Images are not part of the copy; write out the rest of the data exactly as given.

Collected data entries:
** Start **

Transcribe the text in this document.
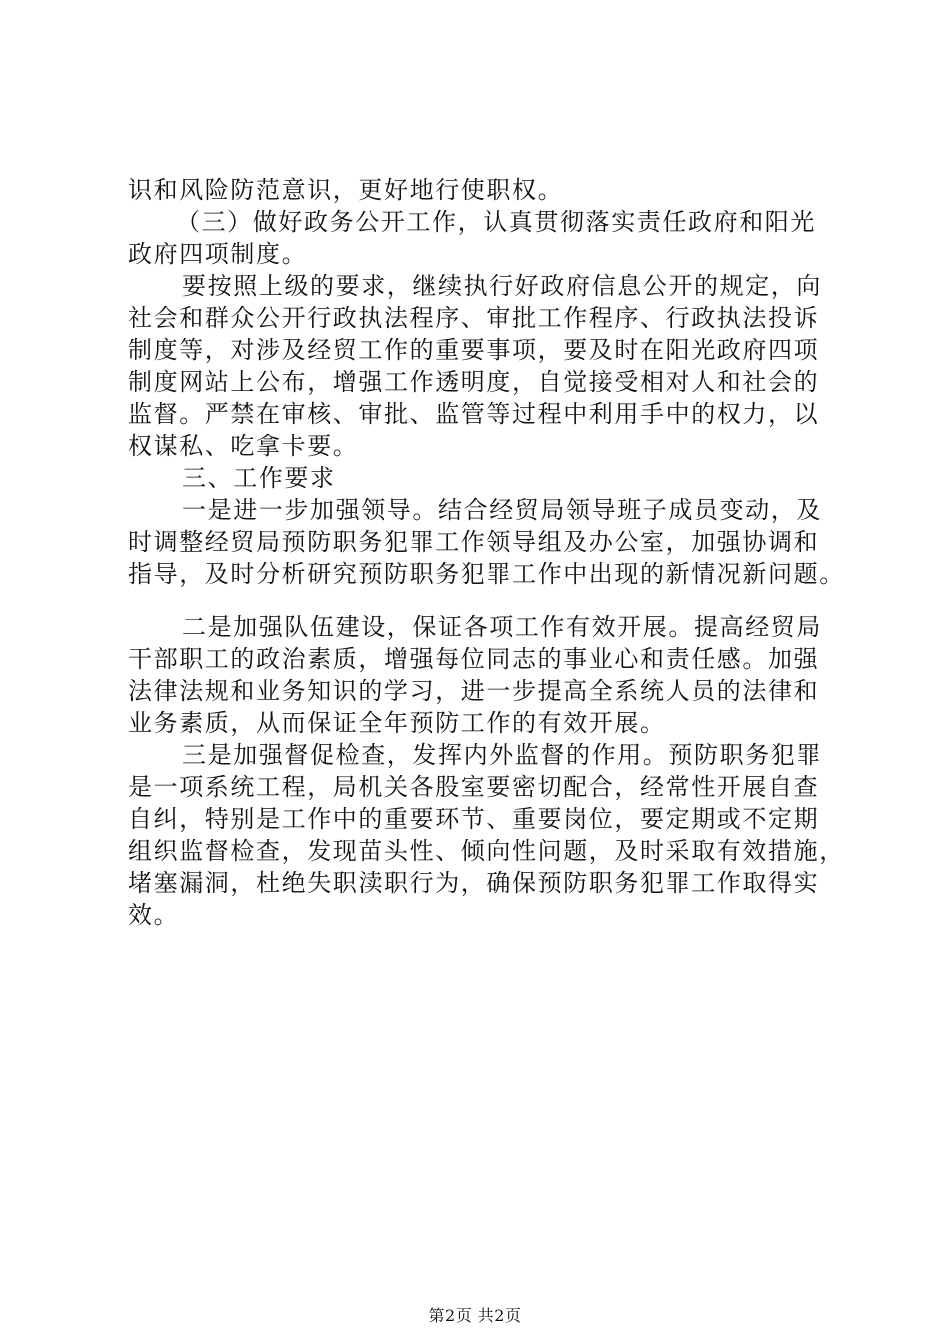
识和风险防范意识，更好地行使职权。
（三）做好政务公开工作，认真贯彻落实责任政府和阳光
政府四项制度。
要按照上级的要求，继续执行好政府信息公开的规定，向
社会和群众公开行政执法程序、审批工作程序、行政执法投诉
制度等，对涉及经贸工作的重要事项，要及时在阳光政府四项
制度网站上公布，增强工作透明度，自觉接受相对人和社会的
监督。严禁在审核、审批、监管等过程中利用手中的权力，以
权谋私、吃拿卡要。
三、工作要求
一是进一步加强领导。结合经贸局领导班子成员变动，及
时调整经贸局预防职务犯罪工作领导组及办公室，加强协调和
指导，及时分析研究预防职务犯罪工作中出现的新情况新问题。
二是加强队伍建设，保证各项工作有效开展。提高经贸局
干部职工的政治素质，增强每位同志的事业心和责任感。加强
法律法规和业务知识的学习，进一步提高全系统人员的法律和
业务素质，从而保证全年预防工作的有效开展。
三是加强督促检查，发挥内外监督的作用。预防职务犯罪
是一项系统工程，局机关各股室要密切配合，经常性开展自查
自纠，特别是工作中的重要环节、重要岗位，要定期或不定期
组织监督检查，发现苗头性、倾向性问题，及时采取有效措施，
堵塞漏洞，杜绝失职渎职行为，确保预防职务犯罪工作取得实
效。
第2页 共2页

** End **

Exercise answer:
Transcribe the text in this document.
识和风险防范意识，更好地行使职权。
（三）做好政务公开工作，认真贯彻落实责任政府和阳光
政府四项制度。
要按照上级的要求，继续执行好政府信息公开的规定，向
社会和群众公开行政执法程序、审批工作程序、行政执法投诉
制度等，对涉及经贸工作的重要事项，要及时在阳光政府四项
制度网站上公布，增强工作透明度，自觉接受相对人和社会的
监督。严禁在审核、审批、监管等过程中利用手中的权力，以
权谋私、吃拿卡要。
三、工作要求
一是进一步加强领导。结合经贸局领导班子成员变动，及
时调整经贸局预防职务犯罪工作领导组及办公室，加强协调和
指导，及时分析研究预防职务犯罪工作中出现的新情况新问题。
二是加强队伍建设，保证各项工作有效开展。提高经贸局
干部职工的政治素质，增强每位同志的事业心和责任感。加强
法律法规和业务知识的学习，进一步提高全系统人员的法律和
业务素质，从而保证全年预防工作的有效开展。
三是加强督促检查，发挥内外监督的作用。预防职务犯罪
是一项系统工程，局机关各股室要密切配合，经常性开展自查
自纠，特别是工作中的重要环节、重要岗位，要定期或不定期
组织监督检查，发现苗头性、倾向性问题，及时采取有效措施，
堵塞漏洞，杜绝失职渎职行为，确保预防职务犯罪工作取得实
效。
第2页 共2页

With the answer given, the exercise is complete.